(DIRECTIONS FOR THIS TASK): Write out each line of the rows below as one string in a JSON list, dropping blank lines and leaving out the pictures.

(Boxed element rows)
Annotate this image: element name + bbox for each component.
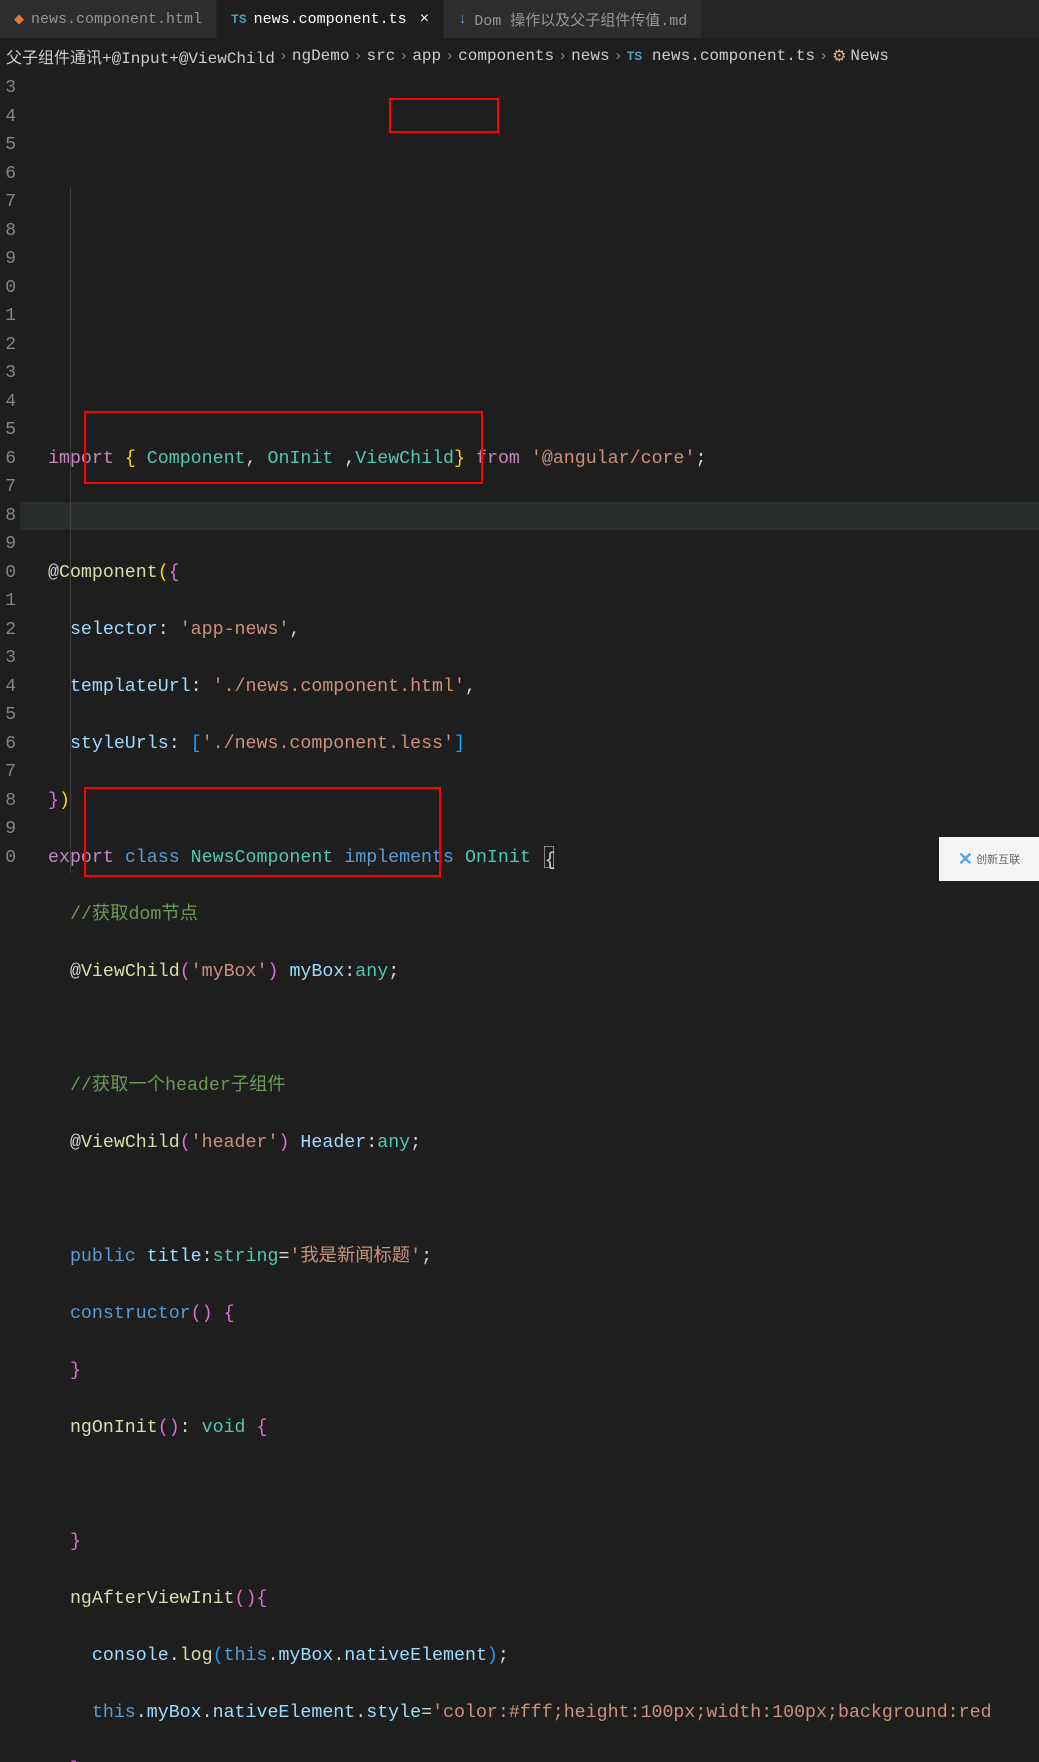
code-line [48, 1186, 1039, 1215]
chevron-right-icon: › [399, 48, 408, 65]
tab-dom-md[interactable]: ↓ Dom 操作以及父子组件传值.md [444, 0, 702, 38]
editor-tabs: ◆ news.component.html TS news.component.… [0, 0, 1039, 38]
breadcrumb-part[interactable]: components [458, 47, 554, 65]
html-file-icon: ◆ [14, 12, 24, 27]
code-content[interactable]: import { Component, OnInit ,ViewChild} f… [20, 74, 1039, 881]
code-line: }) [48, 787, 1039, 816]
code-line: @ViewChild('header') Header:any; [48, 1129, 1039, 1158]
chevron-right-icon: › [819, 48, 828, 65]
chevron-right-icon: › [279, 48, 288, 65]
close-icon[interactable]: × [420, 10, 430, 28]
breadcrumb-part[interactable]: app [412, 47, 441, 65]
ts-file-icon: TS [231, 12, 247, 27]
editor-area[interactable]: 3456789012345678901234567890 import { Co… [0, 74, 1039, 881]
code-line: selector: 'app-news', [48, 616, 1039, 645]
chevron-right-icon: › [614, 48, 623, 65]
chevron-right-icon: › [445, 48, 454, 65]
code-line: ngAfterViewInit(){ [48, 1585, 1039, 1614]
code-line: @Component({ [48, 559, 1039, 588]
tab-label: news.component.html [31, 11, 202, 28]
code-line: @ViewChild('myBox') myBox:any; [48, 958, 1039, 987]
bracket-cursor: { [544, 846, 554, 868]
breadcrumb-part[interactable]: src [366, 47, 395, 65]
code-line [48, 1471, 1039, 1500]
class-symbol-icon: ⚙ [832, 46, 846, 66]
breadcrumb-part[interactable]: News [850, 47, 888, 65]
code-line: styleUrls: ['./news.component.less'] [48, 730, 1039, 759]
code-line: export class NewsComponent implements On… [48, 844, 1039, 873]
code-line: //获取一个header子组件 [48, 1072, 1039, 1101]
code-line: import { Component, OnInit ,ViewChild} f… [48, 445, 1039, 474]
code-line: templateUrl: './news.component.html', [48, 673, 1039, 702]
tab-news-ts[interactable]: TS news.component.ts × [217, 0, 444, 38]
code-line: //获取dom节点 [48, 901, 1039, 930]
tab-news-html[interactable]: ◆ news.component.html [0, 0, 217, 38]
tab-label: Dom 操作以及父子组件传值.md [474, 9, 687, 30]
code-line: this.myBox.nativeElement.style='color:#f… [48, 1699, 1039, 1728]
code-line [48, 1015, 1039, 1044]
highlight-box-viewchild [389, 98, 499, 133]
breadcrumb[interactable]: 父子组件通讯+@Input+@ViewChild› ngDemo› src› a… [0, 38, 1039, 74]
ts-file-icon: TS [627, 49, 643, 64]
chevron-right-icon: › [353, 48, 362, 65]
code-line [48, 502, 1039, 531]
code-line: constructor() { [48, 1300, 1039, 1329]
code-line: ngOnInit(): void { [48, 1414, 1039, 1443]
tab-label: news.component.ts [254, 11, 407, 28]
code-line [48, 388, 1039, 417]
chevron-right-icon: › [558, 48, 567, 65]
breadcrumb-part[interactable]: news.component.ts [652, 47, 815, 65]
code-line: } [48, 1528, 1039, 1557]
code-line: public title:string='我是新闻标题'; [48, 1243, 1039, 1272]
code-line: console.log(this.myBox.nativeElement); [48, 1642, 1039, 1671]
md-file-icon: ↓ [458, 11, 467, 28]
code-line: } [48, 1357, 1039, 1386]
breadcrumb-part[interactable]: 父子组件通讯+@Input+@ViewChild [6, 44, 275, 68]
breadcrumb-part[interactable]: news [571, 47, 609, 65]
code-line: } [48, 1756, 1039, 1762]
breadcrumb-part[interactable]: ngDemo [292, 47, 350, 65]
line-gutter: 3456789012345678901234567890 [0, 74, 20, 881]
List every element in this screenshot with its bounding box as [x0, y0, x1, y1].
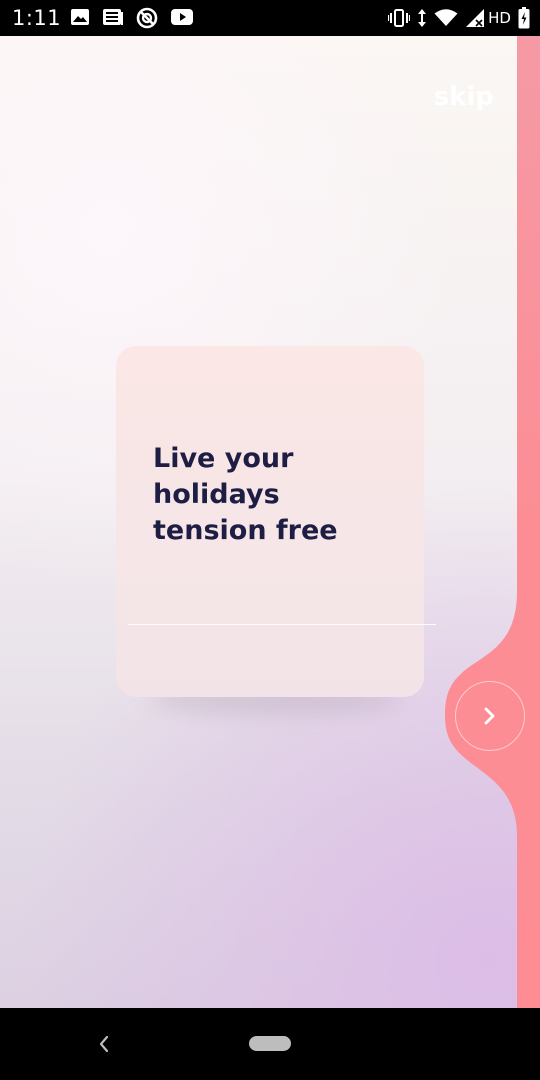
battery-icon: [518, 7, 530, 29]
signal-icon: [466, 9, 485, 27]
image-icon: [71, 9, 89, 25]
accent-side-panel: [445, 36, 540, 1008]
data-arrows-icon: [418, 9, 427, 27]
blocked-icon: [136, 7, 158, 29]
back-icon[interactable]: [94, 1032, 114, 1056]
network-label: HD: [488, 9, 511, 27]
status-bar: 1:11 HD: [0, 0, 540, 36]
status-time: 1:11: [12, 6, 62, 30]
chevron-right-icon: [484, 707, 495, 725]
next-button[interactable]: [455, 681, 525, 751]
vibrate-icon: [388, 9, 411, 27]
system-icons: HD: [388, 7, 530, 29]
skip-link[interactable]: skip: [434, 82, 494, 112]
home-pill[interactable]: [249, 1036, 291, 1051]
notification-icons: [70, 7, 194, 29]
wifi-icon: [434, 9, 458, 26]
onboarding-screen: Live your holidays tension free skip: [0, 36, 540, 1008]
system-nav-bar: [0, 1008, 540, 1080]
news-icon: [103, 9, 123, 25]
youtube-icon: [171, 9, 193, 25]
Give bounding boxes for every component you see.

(TASK OUTPUT):
[
  "Annotate this image: element name + bbox for each component.",
  "code-line [48, 1186, 1039, 1215]",
  "chevron-right-icon: › [399, 48, 408, 65]",
  "tab-dom-md[interactable]: ↓ Dom 操作以及父子组件传值.md [444, 0, 702, 38]",
  "editor-tabs: ◆ news.component.html TS news.component.… [0, 0, 1039, 38]",
  "breadcrumb-part[interactable]: components [458, 47, 554, 65]",
  "html-file-icon: ◆ [14, 12, 24, 27]",
  "code-content[interactable]: import { Component, OnInit ,ViewChild} f… [20, 74, 1039, 881]",
  "code-line: }) [48, 787, 1039, 816]",
  "code-line: @ViewChild('header') Header:any; [48, 1129, 1039, 1158]",
  "chevron-right-icon: › [819, 48, 828, 65]",
  "chevron-right-icon: › [279, 48, 288, 65]",
  "close-icon[interactable]: × [420, 10, 430, 28]",
  "breadcrumb-part[interactable]: app [412, 47, 441, 65]",
  "ts-file-icon: TS [231, 12, 247, 27]",
  "editor-area[interactable]: 3456789012345678901234567890 import { Co… [0, 74, 1039, 881]",
  "code-line: selector: 'app-news', [48, 616, 1039, 645]",
  "chevron-right-icon: › [614, 48, 623, 65]",
  "chevron-right-icon: › [445, 48, 454, 65]",
  "code-line: ngAfterViewInit(){ [48, 1585, 1039, 1614]",
  "code-line: @Component({ [48, 559, 1039, 588]",
  "tab-label: news.component.html [31, 11, 202, 28]",
  "code-line: @ViewChild('myBox') myBox:any; [48, 958, 1039, 987]",
  "bracket-cursor: { [544, 846, 554, 868]",
  "breadcrumb-part[interactable]: src [366, 47, 395, 65]",
  "code-line [48, 1471, 1039, 1500]",
  "class-symbol-icon: ⚙ [832, 46, 846, 66]",
  "breadcrumb-part[interactable]: News [850, 47, 888, 65]",
  "code-line: styleUrls: ['./news.component.less'] [48, 730, 1039, 759]",
  "code-line: export class NewsComponent implements On… [48, 844, 1039, 873]",
  "code-line: //获取一个header子组件 [48, 1072, 1039, 1101]",
  "code-line: import { Component, OnInit ,ViewChild} f… [48, 445, 1039, 474]",
  "code-line: templateUrl: './news.component.html', [48, 673, 1039, 702]",
  "tab-news-ts[interactable]: TS news.component.ts × [217, 0, 444, 38]",
  "code-line: //获取dom节点 [48, 901, 1039, 930]",
  "tab-news-html[interactable]: ◆ news.component.html [0, 0, 217, 38]",
  "tab-label: Dom 操作以及父子组件传值.md [474, 9, 687, 30]",
  "code-line: this.myBox.nativeElement.style='color:#f… [48, 1699, 1039, 1728]",
  "code-line [48, 1015, 1039, 1044]",
  "highlight-box-viewchild [389, 98, 499, 133]",
  "breadcrumb[interactable]: 父子组件通讯+@Input+@ViewChild› ngDemo› src› a… [0, 38, 1039, 74]",
  "ts-file-icon: TS [627, 49, 643, 64]",
  "chevron-right-icon: › [353, 48, 362, 65]",
  "code-line [48, 502, 1039, 531]",
  "code-line: constructor() { [48, 1300, 1039, 1329]",
  "code-line: ngOnInit(): void { [48, 1414, 1039, 1443]",
  "tab-label: news.component.ts [254, 11, 407, 28]",
  "code-line [48, 388, 1039, 417]",
  "chevron-right-icon: › [558, 48, 567, 65]",
  "breadcrumb-part[interactable]: news.component.ts [652, 47, 815, 65]",
  "code-line: } [48, 1528, 1039, 1557]",
  "code-line: public title:string='我是新闻标题'; [48, 1243, 1039, 1272]",
  "code-line: console.log(this.myBox.nativeElement); [48, 1642, 1039, 1671]",
  "md-file-icon: ↓ [458, 11, 467, 28]",
  "code-line: } [48, 1357, 1039, 1386]",
  "breadcrumb-part[interactable]: 父子组件通讯+@Input+@ViewChild [6, 44, 275, 68]",
  "breadcrumb-part[interactable]: news [571, 47, 609, 65]",
  "code-line: } [48, 1756, 1039, 1762]",
  "breadcrumb-part[interactable]: ngDemo [292, 47, 350, 65]",
  "line-gutter: 3456789012345678901234567890 [0, 74, 20, 881]",
  "List every element in this screenshot with its bounding box as [x0, y0, x1, y1].",
  "battery-icon: [518, 7, 530, 29]",
  "signal-icon: [466, 9, 485, 27]",
  "image-icon: [71, 9, 89, 25]",
  "accent-side-panel: [445, 36, 540, 1008]",
  "data-arrows-icon: [418, 9, 427, 27]",
  "blocked-icon: [136, 7, 158, 29]",
  "back-icon[interactable]: [94, 1032, 114, 1056]",
  "network-label: HD: [488, 9, 511, 27]",
  "status-bar: 1:11 HD: [0, 0, 540, 36]",
  "status-time: 1:11: [12, 6, 62, 30]",
  "chevron-right-icon: [484, 707, 495, 725]",
  "next-button[interactable]: [455, 681, 525, 751]",
  "vibrate-icon: [388, 9, 411, 27]",
  "system-icons: HD: [388, 7, 530, 29]",
  "skip-link[interactable]: skip: [434, 82, 494, 112]",
  "home-pill[interactable]: [249, 1036, 291, 1051]",
  "notification-icons: [70, 7, 194, 29]",
  "wifi-icon: [434, 9, 458, 26]",
  "onboarding-screen: Live your holidays tension free skip: [0, 36, 540, 1008]",
  "system-nav-bar: [0, 1008, 540, 1080]",
  "news-icon: [103, 9, 123, 25]",
  "youtube-icon: [171, 9, 193, 25]",
  "Give bounding boxes for every component you see."
]